__EXERCISE OBJECTIVE__
The listing below should be written out exactly; please include all of it.

__INPUT DATA__
>> Begin
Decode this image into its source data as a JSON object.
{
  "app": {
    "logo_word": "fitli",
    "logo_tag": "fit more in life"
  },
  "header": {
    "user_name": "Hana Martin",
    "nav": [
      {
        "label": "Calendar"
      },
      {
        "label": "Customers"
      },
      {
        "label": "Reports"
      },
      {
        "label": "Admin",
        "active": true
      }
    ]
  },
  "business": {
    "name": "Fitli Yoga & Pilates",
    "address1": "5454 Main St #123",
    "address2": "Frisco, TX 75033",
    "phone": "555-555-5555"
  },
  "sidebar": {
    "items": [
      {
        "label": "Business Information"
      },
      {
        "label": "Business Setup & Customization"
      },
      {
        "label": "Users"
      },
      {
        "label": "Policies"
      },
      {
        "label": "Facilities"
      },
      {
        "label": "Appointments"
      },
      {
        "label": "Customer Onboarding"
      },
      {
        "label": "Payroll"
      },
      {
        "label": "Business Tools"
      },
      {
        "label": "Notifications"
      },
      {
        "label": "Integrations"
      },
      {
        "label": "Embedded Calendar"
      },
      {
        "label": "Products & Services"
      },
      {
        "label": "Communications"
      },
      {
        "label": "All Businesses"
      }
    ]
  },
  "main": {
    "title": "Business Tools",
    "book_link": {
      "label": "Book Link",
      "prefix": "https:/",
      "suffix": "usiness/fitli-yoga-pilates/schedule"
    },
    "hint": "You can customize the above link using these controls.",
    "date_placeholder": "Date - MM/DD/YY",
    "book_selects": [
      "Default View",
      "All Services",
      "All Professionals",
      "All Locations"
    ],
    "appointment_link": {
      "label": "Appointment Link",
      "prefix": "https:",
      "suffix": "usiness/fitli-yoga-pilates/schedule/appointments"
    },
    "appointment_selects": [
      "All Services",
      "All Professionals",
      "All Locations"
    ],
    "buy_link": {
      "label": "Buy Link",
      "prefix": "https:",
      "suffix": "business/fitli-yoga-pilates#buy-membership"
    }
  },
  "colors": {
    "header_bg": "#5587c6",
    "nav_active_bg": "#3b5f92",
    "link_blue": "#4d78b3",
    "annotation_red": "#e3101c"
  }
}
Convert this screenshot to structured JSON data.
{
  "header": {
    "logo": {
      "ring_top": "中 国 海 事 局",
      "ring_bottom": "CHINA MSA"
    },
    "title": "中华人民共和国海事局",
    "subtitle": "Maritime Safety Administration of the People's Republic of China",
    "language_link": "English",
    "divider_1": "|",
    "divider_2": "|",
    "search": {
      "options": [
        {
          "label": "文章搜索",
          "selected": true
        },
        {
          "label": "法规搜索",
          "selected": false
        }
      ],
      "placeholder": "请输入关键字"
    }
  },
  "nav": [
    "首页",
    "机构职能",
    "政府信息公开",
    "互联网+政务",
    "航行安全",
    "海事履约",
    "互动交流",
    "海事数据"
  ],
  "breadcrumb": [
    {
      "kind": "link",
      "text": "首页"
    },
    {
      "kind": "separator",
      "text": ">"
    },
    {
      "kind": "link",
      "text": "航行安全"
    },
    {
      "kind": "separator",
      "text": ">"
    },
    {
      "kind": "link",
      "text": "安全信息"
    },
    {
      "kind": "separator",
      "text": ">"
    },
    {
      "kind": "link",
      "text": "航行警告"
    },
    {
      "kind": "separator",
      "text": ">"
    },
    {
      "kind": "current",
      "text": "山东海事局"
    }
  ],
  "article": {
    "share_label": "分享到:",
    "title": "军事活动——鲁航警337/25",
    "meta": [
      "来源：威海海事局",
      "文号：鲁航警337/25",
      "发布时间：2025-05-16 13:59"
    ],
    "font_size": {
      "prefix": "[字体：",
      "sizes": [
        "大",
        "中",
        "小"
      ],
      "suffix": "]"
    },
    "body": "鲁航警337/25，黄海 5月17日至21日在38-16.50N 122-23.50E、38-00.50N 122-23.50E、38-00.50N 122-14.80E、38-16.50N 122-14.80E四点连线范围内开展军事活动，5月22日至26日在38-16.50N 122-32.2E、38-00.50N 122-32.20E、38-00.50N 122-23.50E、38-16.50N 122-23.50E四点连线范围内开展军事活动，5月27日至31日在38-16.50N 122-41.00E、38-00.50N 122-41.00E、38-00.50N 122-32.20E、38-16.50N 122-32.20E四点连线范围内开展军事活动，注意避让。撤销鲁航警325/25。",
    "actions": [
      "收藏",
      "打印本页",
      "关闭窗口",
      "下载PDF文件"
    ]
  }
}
>> End
__SOLUTION__
Decode this image into its source data as a JSON object.
{
  "app": {
    "logo_word": "fitli",
    "logo_tag": "fit more in life"
  },
  "header": {
    "user_name": "Hana Martin",
    "nav": [
      {
        "label": "Calendar"
      },
      {
        "label": "Customers"
      },
      {
        "label": "Reports"
      },
      {
        "label": "Admin",
        "active": true
      }
    ]
  },
  "business": {
    "name": "Fitli Yoga & Pilates",
    "address1": "5454 Main St #123",
    "address2": "Frisco, TX 75033",
    "phone": "555-555-5555"
  },
  "sidebar": {
    "items": [
      {
        "label": "Business Information"
      },
      {
        "label": "Business Setup & Customization"
      },
      {
        "label": "Users"
      },
      {
        "label": "Policies"
      },
      {
        "label": "Facilities"
      },
      {
        "label": "Appointments"
      },
      {
        "label": "Customer Onboarding"
      },
      {
        "label": "Payroll"
      },
      {
        "label": "Business Tools"
      },
      {
        "label": "Notifications"
      },
      {
        "label": "Integrations"
      },
      {
        "label": "Embedded Calendar"
      },
      {
        "label": "Products & Services"
      },
      {
        "label": "Communications"
      },
      {
        "label": "All Businesses"
      }
    ]
  },
  "main": {
    "title": "Business Tools",
    "book_link": {
      "label": "Book Link",
      "prefix": "https:/",
      "suffix": "usiness/fitli-yoga-pilates/schedule"
    },
    "hint": "You can customize the above link using these controls.",
    "date_placeholder": "Date - MM/DD/YY",
    "book_selects": [
      "Default View",
      "All Services",
      "All Professionals",
      "All Locations"
    ],
    "appointment_link": {
      "label": "Appointment Link",
      "prefix": "https:",
      "suffix": "usiness/fitli-yoga-pilates/schedule/appointments"
    },
    "appointment_selects": [
      "All Services",
      "All Professionals",
      "All Locations"
    ],
    "buy_link": {
      "label": "Buy Link",
      "prefix": "https:",
      "suffix": "business/fitli-yoga-pilates#buy-membership"
    }
  },
  "colors": {
    "header_bg": "#5587c6",
    "nav_active_bg": "#3b5f92",
    "link_blue": "#4d78b3",
    "annotation_red": "#e3101c"
  }
}
Convert this screenshot to structured JSON data.
{
  "header": {
    "logo": {
      "ring_top": "中 国 海 事 局",
      "ring_bottom": "CHINA MSA"
    },
    "title": "中华人民共和国海事局",
    "subtitle": "Maritime Safety Administration of the People's Republic of China",
    "language_link": "English",
    "divider_1": "|",
    "divider_2": "|",
    "search": {
      "options": [
        {
          "label": "文章搜索",
          "selected": true
        },
        {
          "label": "法规搜索",
          "selected": false
        }
      ],
      "placeholder": "请输入关键字"
    }
  },
  "nav": [
    "首页",
    "机构职能",
    "政府信息公开",
    "互联网+政务",
    "航行安全",
    "海事履约",
    "互动交流",
    "海事数据"
  ],
  "breadcrumb": [
    {
      "kind": "link",
      "text": "首页"
    },
    {
      "kind": "separator",
      "text": ">"
    },
    {
      "kind": "link",
      "text": "航行安全"
    },
    {
      "kind": "separator",
      "text": ">"
    },
    {
      "kind": "link",
      "text": "安全信息"
    },
    {
      "kind": "separator",
      "text": ">"
    },
    {
      "kind": "link",
      "text": "航行警告"
    },
    {
      "kind": "separator",
      "text": ">"
    },
    {
      "kind": "current",
      "text": "山东海事局"
    }
  ],
  "article": {
    "share_label": "分享到:",
    "title": "军事活动——鲁航警337/25",
    "meta": [
      "来源：威海海事局",
      "文号：鲁航警337/25",
      "发布时间：2025-05-16 13:59"
    ],
    "font_size": {
      "prefix": "[字体：",
      "sizes": [
        "大",
        "中",
        "小"
      ],
      "suffix": "]"
    },
    "body": "鲁航警337/25，黄海 5月17日至21日在38-16.50N 122-23.50E、38-00.50N 122-23.50E、38-00.50N 122-14.80E、38-16.50N 122-14.80E四点连线范围内开展军事活动，5月22日至26日在38-16.50N 122-32.2E、38-00.50N 122-32.20E、38-00.50N 122-23.50E、38-16.50N 122-23.50E四点连线范围内开展军事活动，5月27日至31日在38-16.50N 122-41.00E、38-00.50N 122-41.00E、38-00.50N 122-32.20E、38-16.50N 122-32.20E四点连线范围内开展军事活动，注意避让。撤销鲁航警325/25。",
    "actions": [
      "收藏",
      "打印本页",
      "关闭窗口",
      "下载PDF文件"
    ]
  }
}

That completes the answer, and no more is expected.